Reproduce the entries from their beginning up to and including the line with "The outfeed conveyor 16 is at (722, 997).", substituting "diagrammatic" for "schematic" and leaving all else unchanged. Omit the pictures from the reproduction.
## start
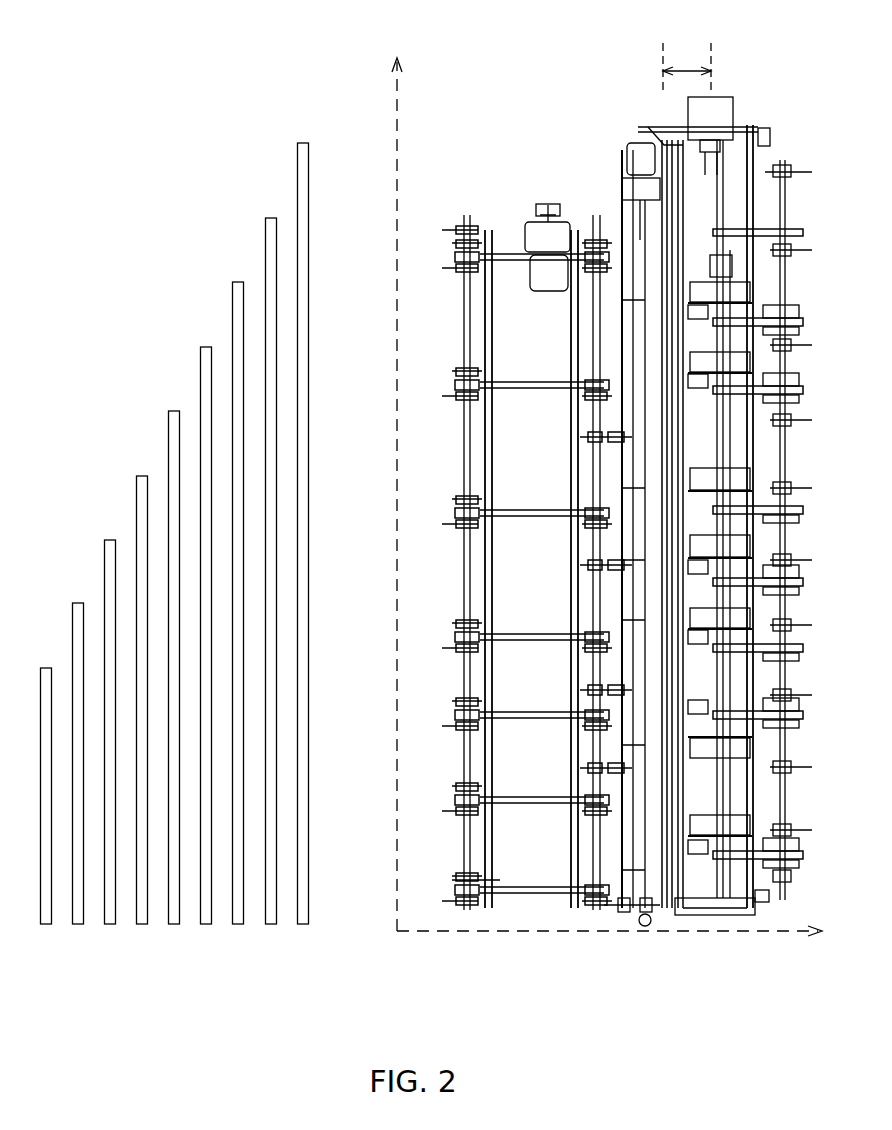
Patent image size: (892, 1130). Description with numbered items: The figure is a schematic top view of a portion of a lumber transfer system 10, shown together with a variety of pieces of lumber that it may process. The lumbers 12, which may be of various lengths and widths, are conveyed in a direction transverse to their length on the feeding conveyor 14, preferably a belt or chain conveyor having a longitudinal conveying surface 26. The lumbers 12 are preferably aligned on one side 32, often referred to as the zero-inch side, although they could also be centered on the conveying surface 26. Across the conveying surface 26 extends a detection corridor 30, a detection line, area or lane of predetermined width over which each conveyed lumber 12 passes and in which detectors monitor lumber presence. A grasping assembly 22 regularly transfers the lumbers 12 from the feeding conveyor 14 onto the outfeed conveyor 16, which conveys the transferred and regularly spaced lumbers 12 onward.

The lumber transfer system 10 is at (780, 107).
The lumbers 12 is at (309, 930).
The feeding conveyor 14 is at (683, 933).
The outfeed conveyor 16 is at (722, 997).
The grasping assembly 22 is at (690, 933).
The longitudinal conveying surface 26 is at (360, 598).
The detection corridor 30 is at (685, 70).
The side 32 is at (410, 932).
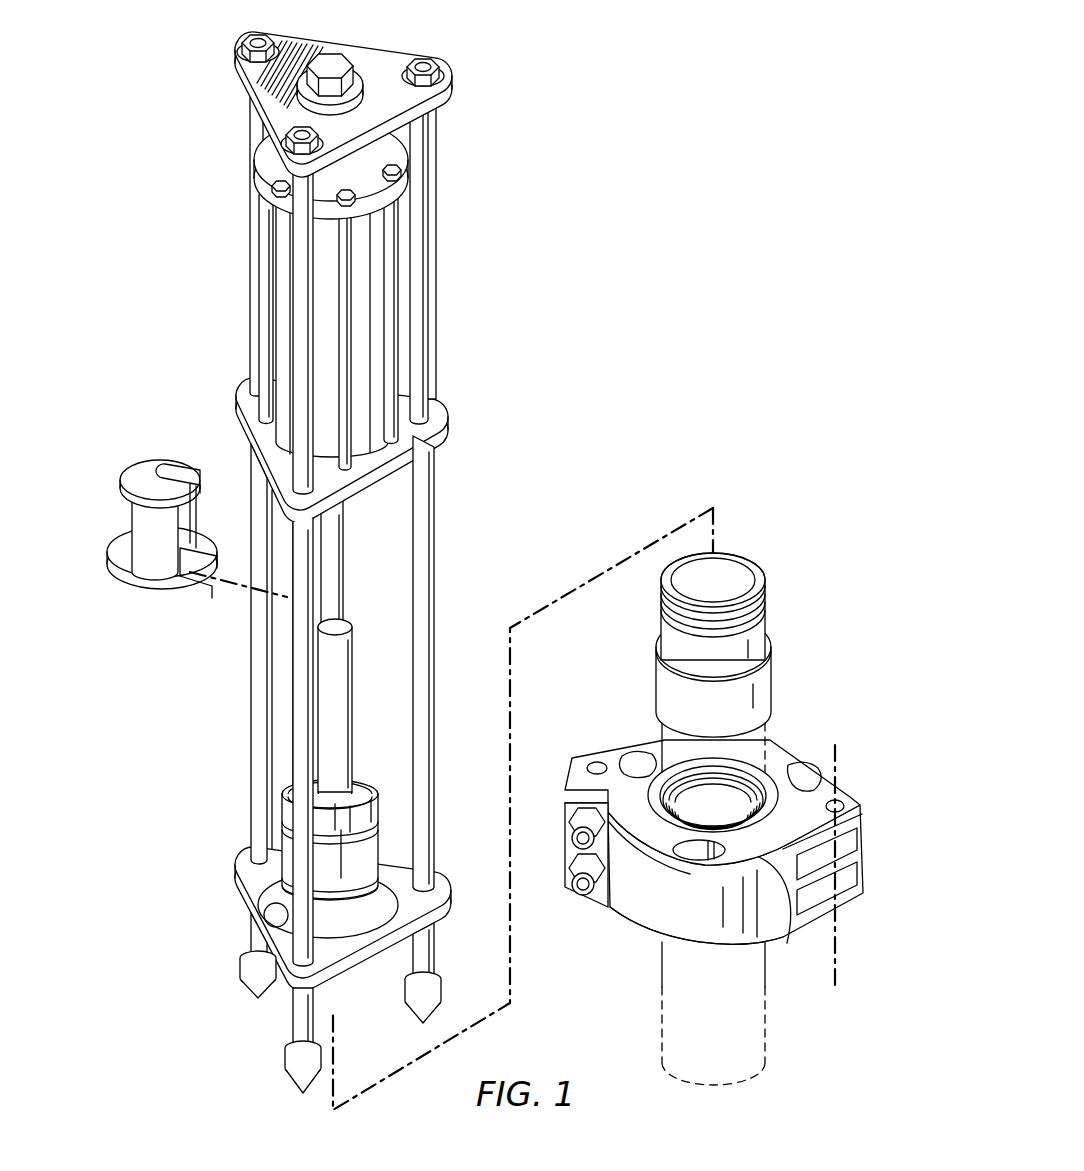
## end
» Written solution:
Patent image size: (892, 1130). Description with numbered items: The figure is a diagrammatic top view of a portion of a lumber transfer system 10, shown together with a variety of pieces of lumber that it may process. The lumbers 12, which may be of various lengths and widths, are conveyed in a direction transverse to their length on the feeding conveyor 14, preferably a belt or chain conveyor having a longitudinal conveying surface 26. The lumbers 12 are preferably aligned on one side 32, often referred to as the zero-inch side, although they could also be centered on the conveying surface 26. Across the conveying surface 26 extends a detection corridor 30, a detection line, area or lane of predetermined width over which each conveyed lumber 12 passes and in which detectors monitor lumber presence. A grasping assembly 22 regularly transfers the lumbers 12 from the feeding conveyor 14 onto the outfeed conveyor 16, which conveys the transferred and regularly spaced lumbers 12 onward.

The lumber transfer system 10 is at (780, 107).
The lumbers 12 is at (309, 930).
The feeding conveyor 14 is at (683, 933).
The outfeed conveyor 16 is at (722, 997).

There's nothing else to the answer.